▶ [GIVEN TASK] Copy each line below without leaving any out.

▶ [SOURCE MATERIAL]
-------

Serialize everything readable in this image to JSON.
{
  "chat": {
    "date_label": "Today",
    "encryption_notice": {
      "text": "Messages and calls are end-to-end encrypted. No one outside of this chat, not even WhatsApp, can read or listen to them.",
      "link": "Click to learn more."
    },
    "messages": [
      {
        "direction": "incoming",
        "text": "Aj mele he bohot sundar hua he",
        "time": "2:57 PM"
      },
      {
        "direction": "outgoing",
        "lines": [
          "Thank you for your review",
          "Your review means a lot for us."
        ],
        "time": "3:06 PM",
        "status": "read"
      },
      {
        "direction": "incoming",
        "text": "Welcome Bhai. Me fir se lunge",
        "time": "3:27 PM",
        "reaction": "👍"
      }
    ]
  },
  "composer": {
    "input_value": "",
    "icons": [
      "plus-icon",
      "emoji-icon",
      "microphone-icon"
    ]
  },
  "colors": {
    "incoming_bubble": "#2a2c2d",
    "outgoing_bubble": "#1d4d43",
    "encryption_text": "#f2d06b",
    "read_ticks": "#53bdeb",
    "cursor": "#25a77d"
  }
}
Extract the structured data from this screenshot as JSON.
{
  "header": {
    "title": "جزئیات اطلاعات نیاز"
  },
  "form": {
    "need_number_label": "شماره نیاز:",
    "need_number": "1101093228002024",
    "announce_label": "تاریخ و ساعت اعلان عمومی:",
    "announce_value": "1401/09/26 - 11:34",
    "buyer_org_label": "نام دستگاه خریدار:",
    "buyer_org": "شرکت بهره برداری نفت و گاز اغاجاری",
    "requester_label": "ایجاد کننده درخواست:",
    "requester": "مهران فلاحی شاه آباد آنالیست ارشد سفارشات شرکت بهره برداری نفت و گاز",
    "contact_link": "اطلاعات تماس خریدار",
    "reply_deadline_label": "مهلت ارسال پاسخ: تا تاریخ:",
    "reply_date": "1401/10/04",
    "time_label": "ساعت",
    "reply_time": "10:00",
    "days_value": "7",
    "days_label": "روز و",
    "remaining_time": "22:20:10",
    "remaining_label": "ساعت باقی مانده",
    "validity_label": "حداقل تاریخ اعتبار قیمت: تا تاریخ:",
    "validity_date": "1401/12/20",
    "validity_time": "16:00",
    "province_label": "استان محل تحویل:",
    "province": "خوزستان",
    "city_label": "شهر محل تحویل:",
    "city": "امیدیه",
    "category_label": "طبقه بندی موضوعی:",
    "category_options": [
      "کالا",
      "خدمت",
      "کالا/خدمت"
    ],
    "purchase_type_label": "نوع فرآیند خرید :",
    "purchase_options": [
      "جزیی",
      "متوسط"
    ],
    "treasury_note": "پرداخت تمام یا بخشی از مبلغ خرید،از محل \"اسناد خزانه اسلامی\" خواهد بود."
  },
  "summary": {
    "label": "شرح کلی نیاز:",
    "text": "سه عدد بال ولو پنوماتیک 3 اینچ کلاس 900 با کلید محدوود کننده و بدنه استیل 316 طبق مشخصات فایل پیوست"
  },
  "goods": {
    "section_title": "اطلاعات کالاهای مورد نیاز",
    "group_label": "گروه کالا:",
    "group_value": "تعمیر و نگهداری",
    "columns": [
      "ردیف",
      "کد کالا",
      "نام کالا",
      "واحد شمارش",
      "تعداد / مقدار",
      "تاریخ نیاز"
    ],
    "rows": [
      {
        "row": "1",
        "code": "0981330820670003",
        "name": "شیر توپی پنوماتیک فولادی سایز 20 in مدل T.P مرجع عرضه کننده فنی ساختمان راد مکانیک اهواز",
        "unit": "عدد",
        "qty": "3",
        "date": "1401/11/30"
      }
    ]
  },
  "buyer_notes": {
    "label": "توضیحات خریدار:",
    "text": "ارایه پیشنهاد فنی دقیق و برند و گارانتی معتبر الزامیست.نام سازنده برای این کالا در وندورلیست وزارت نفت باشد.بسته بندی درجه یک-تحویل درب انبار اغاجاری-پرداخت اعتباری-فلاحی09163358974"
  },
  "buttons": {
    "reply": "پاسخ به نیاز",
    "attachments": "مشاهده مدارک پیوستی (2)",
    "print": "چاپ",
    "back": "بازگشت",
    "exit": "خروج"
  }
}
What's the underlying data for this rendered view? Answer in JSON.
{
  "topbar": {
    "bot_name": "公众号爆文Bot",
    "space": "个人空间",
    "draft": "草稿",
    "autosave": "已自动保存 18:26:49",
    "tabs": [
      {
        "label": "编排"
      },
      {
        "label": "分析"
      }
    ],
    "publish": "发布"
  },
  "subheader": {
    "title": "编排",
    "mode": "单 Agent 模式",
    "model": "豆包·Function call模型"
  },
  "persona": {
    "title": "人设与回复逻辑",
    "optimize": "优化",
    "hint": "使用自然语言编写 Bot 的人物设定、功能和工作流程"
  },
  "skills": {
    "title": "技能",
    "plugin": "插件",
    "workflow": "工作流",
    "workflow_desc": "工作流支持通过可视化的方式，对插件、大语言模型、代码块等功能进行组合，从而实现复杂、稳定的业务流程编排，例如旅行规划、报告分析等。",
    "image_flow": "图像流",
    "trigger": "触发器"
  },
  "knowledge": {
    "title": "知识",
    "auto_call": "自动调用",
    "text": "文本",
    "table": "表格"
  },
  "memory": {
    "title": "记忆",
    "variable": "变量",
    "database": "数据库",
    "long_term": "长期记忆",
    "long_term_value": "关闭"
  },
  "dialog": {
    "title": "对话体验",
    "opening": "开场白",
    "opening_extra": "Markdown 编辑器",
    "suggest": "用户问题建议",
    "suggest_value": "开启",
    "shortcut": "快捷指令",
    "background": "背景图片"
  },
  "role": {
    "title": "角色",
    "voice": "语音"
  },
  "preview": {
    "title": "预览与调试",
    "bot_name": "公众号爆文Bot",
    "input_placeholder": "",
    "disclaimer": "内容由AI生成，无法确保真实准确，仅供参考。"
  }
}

-------

▶ [COMPLETED TASK]
Serialize everything readable in this image to JSON.
{
  "chat": {
    "date_label": "Today",
    "encryption_notice": {
      "text": "Messages and calls are end-to-end encrypted. No one outside of this chat, not even WhatsApp, can read or listen to them.",
      "link": "Click to learn more."
    },
    "messages": [
      {
        "direction": "incoming",
        "text": "Aj mele he bohot sundar hua he",
        "time": "2:57 PM"
      },
      {
        "direction": "outgoing",
        "lines": [
          "Thank you for your review",
          "Your review means a lot for us."
        ],
        "time": "3:06 PM",
        "status": "read"
      },
      {
        "direction": "incoming",
        "text": "Welcome Bhai. Me fir se lunge",
        "time": "3:27 PM",
        "reaction": "👍"
      }
    ]
  },
  "composer": {
    "input_value": "",
    "icons": [
      "plus-icon",
      "emoji-icon",
      "microphone-icon"
    ]
  },
  "colors": {
    "incoming_bubble": "#2a2c2d",
    "outgoing_bubble": "#1d4d43",
    "encryption_text": "#f2d06b",
    "read_ticks": "#53bdeb",
    "cursor": "#25a77d"
  }
}
Extract the structured data from this screenshot as JSON.
{
  "header": {
    "title": "جزئیات اطلاعات نیاز"
  },
  "form": {
    "need_number_label": "شماره نیاز:",
    "need_number": "1101093228002024",
    "announce_label": "تاریخ و ساعت اعلان عمومی:",
    "announce_value": "1401/09/26 - 11:34",
    "buyer_org_label": "نام دستگاه خریدار:",
    "buyer_org": "شرکت بهره برداری نفت و گاز اغاجاری",
    "requester_label": "ایجاد کننده درخواست:",
    "requester": "مهران فلاحی شاه آباد آنالیست ارشد سفارشات شرکت بهره برداری نفت و گاز",
    "contact_link": "اطلاعات تماس خریدار",
    "reply_deadline_label": "مهلت ارسال پاسخ: تا تاریخ:",
    "reply_date": "1401/10/04",
    "time_label": "ساعت",
    "reply_time": "10:00",
    "days_value": "7",
    "days_label": "روز و",
    "remaining_time": "22:20:10",
    "remaining_label": "ساعت باقی مانده",
    "validity_label": "حداقل تاریخ اعتبار قیمت: تا تاریخ:",
    "validity_date": "1401/12/20",
    "validity_time": "16:00",
    "province_label": "استان محل تحویل:",
    "province": "خوزستان",
    "city_label": "شهر محل تحویل:",
    "city": "امیدیه",
    "category_label": "طبقه بندی موضوعی:",
    "category_options": [
      "کالا",
      "خدمت",
      "کالا/خدمت"
    ],
    "purchase_type_label": "نوع فرآیند خرید :",
    "purchase_options": [
      "جزیی",
      "متوسط"
    ],
    "treasury_note": "پرداخت تمام یا بخشی از مبلغ خرید،از محل \"اسناد خزانه اسلامی\" خواهد بود."
  },
  "summary": {
    "label": "شرح کلی نیاز:",
    "text": "سه عدد بال ولو پنوماتیک 3 اینچ کلاس 900 با کلید محدوود کننده و بدنه استیل 316 طبق مشخصات فایل پیوست"
  },
  "goods": {
    "section_title": "اطلاعات کالاهای مورد نیاز",
    "group_label": "گروه کالا:",
    "group_value": "تعمیر و نگهداری",
    "columns": [
      "ردیف",
      "کد کالا",
      "نام کالا",
      "واحد شمارش",
      "تعداد / مقدار",
      "تاریخ نیاز"
    ],
    "rows": [
      {
        "row": "1",
        "code": "0981330820670003",
        "name": "شیر توپی پنوماتیک فولادی سایز 20 in مدل T.P مرجع عرضه کننده فنی ساختمان راد مکانیک اهواز",
        "unit": "عدد",
        "qty": "3",
        "date": "1401/11/30"
      }
    ]
  },
  "buyer_notes": {
    "label": "توضیحات خریدار:",
    "text": "ارایه پیشنهاد فنی دقیق و برند و گارانتی معتبر الزامیست.نام سازنده برای این کالا در وندورلیست وزارت نفت باشد.بسته بندی درجه یک-تحویل درب انبار اغاجاری-پرداخت اعتباری-فلاحی09163358974"
  },
  "buttons": {
    "reply": "پاسخ به نیاز",
    "attachments": "مشاهده مدارک پیوستی (2)",
    "print": "چاپ",
    "back": "بازگشت",
    "exit": "خروج"
  }
}
What's the underlying data for this rendered view? Answer in JSON.
{
  "topbar": {
    "bot_name": "公众号爆文Bot",
    "space": "个人空间",
    "draft": "草稿",
    "autosave": "已自动保存 18:26:49",
    "tabs": [
      {
        "label": "编排"
      },
      {
        "label": "分析"
      }
    ],
    "publish": "发布"
  },
  "subheader": {
    "title": "编排",
    "mode": "单 Agent 模式",
    "model": "豆包·Function call模型"
  },
  "persona": {
    "title": "人设与回复逻辑",
    "optimize": "优化",
    "hint": "使用自然语言编写 Bot 的人物设定、功能和工作流程"
  },
  "skills": {
    "title": "技能",
    "plugin": "插件",
    "workflow": "工作流",
    "workflow_desc": "工作流支持通过可视化的方式，对插件、大语言模型、代码块等功能进行组合，从而实现复杂、稳定的业务流程编排，例如旅行规划、报告分析等。",
    "image_flow": "图像流",
    "trigger": "触发器"
  },
  "knowledge": {
    "title": "知识",
    "auto_call": "自动调用",
    "text": "文本",
    "table": "表格"
  },
  "memory": {
    "title": "记忆",
    "variable": "变量",
    "database": "数据库",
    "long_term": "长期记忆",
    "long_term_value": "关闭"
  },
  "dialog": {
    "title": "对话体验",
    "opening": "开场白",
    "opening_extra": "Markdown 编辑器",
    "suggest": "用户问题建议",
    "suggest_value": "开启",
    "shortcut": "快捷指令",
    "background": "背景图片"
  },
  "role": {
    "title": "角色",
    "voice": "语音"
  },
  "preview": {
    "title": "预览与调试",
    "bot_name": "公众号爆文Bot",
    "input_placeholder": "",
    "disclaimer": "内容由AI生成，无法确保真实准确，仅供参考。"
  }
}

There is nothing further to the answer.